=== Records ===

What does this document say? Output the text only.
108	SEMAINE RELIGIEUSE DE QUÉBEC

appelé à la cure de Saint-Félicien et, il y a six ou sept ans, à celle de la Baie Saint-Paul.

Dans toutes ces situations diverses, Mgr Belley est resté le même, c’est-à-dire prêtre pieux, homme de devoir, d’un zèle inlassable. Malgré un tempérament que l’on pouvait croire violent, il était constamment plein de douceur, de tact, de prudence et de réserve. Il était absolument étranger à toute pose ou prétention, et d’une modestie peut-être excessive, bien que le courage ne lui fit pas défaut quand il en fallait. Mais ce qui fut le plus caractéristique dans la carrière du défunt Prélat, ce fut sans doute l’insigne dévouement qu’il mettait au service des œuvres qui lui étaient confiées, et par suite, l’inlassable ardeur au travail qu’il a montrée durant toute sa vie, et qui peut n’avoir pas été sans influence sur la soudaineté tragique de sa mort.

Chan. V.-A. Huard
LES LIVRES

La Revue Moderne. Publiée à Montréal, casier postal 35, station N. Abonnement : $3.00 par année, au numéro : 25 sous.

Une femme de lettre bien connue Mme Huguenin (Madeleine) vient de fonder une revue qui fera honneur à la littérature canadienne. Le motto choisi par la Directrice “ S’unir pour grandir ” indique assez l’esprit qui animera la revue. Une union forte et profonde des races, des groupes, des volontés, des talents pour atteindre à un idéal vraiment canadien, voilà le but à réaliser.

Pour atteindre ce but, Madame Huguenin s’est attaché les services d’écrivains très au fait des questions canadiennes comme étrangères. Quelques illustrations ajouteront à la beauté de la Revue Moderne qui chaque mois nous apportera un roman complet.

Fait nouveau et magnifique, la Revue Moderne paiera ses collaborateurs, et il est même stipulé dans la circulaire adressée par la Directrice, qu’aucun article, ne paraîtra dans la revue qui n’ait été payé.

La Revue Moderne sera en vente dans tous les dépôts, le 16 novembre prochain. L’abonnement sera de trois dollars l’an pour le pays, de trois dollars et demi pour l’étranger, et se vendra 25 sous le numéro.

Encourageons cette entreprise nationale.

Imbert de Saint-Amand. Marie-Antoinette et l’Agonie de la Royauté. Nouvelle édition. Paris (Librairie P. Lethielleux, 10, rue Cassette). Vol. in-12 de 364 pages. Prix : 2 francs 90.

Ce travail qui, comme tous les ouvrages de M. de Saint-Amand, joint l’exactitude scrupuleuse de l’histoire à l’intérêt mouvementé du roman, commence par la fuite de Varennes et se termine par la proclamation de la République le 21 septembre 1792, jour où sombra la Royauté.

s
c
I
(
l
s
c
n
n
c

===

Stated task => Write out every entry above, word for word.

Response =>
What does this document say? Output the text only.
108	SEMAINE RELIGIEUSE DE QUÉBEC

appelé à la cure de Saint-Félicien et, il y a six ou sept ans, à celle de la Baie Saint-Paul.

Dans toutes ces situations diverses, Mgr Belley est resté le même, c’est-à-dire prêtre pieux, homme de devoir, d’un zèle inlassable. Malgré un tempérament que l’on pouvait croire violent, il était constamment plein de douceur, de tact, de prudence et de réserve. Il était absolument étranger à toute pose ou prétention, et d’une modestie peut-être excessive, bien que le courage ne lui fit pas défaut quand il en fallait. Mais ce qui fut le plus caractéristique dans la carrière du défunt Prélat, ce fut sans doute l’insigne dévouement qu’il mettait au service des œuvres qui lui étaient confiées, et par suite, l’inlassable ardeur au travail qu’il a montrée durant toute sa vie, et qui peut n’avoir pas été sans influence sur la soudaineté tragique de sa mort.

Chan. V.-A. Huard
LES LIVRES

La Revue Moderne. Publiée à Montréal, casier postal 35, station N. Abonnement : $3.00 par année, au numéro : 25 sous.

Une femme de lettre bien connue Mme Huguenin (Madeleine) vient de fonder une revue qui fera honneur à la littérature canadienne. Le motto choisi par la Directrice “ S’unir pour grandir ” indique assez l’esprit qui animera la revue. Une union forte et profonde des races, des groupes, des volontés, des talents pour atteindre à un idéal vraiment canadien, voilà le but à réaliser.

Pour atteindre ce but, Madame Huguenin s’est attaché les services d’écrivains très au fait des questions canadiennes comme étrangères. Quelques illustrations ajouteront à la beauté de la Revue Moderne qui chaque mois nous apportera un roman complet.

Fait nouveau et magnifique, la Revue Moderne paiera ses collaborateurs, et il est même stipulé dans la circulaire adressée par la Directrice, qu’aucun article, ne paraîtra dans la revue qui n’ait été payé.

La Revue Moderne sera en vente dans tous les dépôts, le 16 novembre prochain. L’abonnement sera de trois dollars l’an pour le pays, de trois dollars et demi pour l’étranger, et se vendra 25 sous le numéro.

Encourageons cette entreprise nationale.

Imbert de Saint-Amand. Marie-Antoinette et l’Agonie de la Royauté. Nouvelle édition. Paris (Librairie P. Lethielleux, 10, rue Cassette). Vol. in-12 de 364 pages. Prix : 2 francs 90.

Ce travail qui, comme tous les ouvrages de M. de Saint-Amand, joint l’exactitude scrupuleuse de l’histoire à l’intérêt mouvementé du roman, commence par la fuite de Varennes et se termine par la proclamation de la République le 21 septembre 1792, jour où sombra la Royauté.

s
c
I
(
l
s
c
n
n
c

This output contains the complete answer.